## Task objective
Read the data and repeat it in full, exactly.

■ ■ ■

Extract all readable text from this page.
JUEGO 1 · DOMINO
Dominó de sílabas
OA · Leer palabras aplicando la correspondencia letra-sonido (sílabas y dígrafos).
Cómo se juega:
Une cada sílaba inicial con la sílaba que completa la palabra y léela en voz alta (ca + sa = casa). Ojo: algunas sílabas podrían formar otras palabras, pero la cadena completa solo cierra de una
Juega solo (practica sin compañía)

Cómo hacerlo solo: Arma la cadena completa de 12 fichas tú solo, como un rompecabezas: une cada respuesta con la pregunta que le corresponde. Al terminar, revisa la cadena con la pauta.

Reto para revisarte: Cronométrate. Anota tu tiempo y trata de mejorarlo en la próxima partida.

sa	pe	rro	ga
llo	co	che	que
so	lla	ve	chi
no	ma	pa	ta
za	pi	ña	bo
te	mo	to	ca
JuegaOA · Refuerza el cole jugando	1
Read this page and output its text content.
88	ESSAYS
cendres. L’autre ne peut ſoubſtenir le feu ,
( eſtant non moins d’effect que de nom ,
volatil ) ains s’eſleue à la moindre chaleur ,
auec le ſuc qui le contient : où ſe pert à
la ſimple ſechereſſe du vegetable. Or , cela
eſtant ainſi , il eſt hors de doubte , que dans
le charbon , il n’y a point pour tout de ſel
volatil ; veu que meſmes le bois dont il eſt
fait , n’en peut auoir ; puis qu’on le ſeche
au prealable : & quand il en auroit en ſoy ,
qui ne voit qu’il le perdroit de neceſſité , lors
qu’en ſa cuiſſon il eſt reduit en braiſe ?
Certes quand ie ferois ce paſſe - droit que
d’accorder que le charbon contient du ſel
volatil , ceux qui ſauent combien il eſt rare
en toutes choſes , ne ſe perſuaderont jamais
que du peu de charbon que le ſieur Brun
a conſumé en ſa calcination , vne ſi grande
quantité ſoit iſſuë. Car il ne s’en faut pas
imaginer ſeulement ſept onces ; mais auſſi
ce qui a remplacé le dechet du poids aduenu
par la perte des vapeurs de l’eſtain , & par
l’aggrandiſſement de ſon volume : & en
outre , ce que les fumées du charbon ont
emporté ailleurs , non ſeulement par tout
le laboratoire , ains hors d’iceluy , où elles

■ ■ ■

## Finished exercise
Extract all readable text from this page.
JUEGO 1 · DOMINO
Dominó de sílabas
OA · Leer palabras aplicando la correspondencia letra-sonido (sílabas y dígrafos).
Cómo se juega:
Une cada sílaba inicial con la sílaba que completa la palabra y léela en voz alta (ca + sa = casa). Ojo: algunas sílabas podrían formar otras palabras, pero la cadena completa solo cierra de una
Juega solo (practica sin compañía)

Cómo hacerlo solo: Arma la cadena completa de 12 fichas tú solo, como un rompecabezas: une cada respuesta con la pregunta que le corresponde. Al terminar, revisa la cadena con la pauta.

Reto para revisarte: Cronométrate. Anota tu tiempo y trata de mejorarlo en la próxima partida.

sa	pe	rro	ga
llo	co	che	que
so	lla	ve	chi
no	ma	pa	ta
za	pi	ña	bo
te	mo	to	ca
JuegaOA · Refuerza el cole jugando	1
Read this page and output its text content.
88	ESSAYS
cendres. L’autre ne peut ſoubſtenir le feu ,
( eſtant non moins d’effect que de nom ,
volatil ) ains s’eſleue à la moindre chaleur ,
auec le ſuc qui le contient : où ſe pert à
la ſimple ſechereſſe du vegetable. Or , cela
eſtant ainſi , il eſt hors de doubte , que dans
le charbon , il n’y a point pour tout de ſel
volatil ; veu que meſmes le bois dont il eſt
fait , n’en peut auoir ; puis qu’on le ſeche
au prealable : & quand il en auroit en ſoy ,
qui ne voit qu’il le perdroit de neceſſité , lors
qu’en ſa cuiſſon il eſt reduit en braiſe ?
Certes quand ie ferois ce paſſe - droit que
d’accorder que le charbon contient du ſel
volatil , ceux qui ſauent combien il eſt rare
en toutes choſes , ne ſe perſuaderont jamais
que du peu de charbon que le ſieur Brun
a conſumé en ſa calcination , vne ſi grande
quantité ſoit iſſuë. Car il ne s’en faut pas
imaginer ſeulement ſept onces ; mais auſſi
ce qui a remplacé le dechet du poids aduenu
par la perte des vapeurs de l’eſtain , & par
l’aggrandiſſement de ſon volume : & en
outre , ce que les fumées du charbon ont
emporté ailleurs , non ſeulement par tout
le laboratoire , ains hors d’iceluy , où elles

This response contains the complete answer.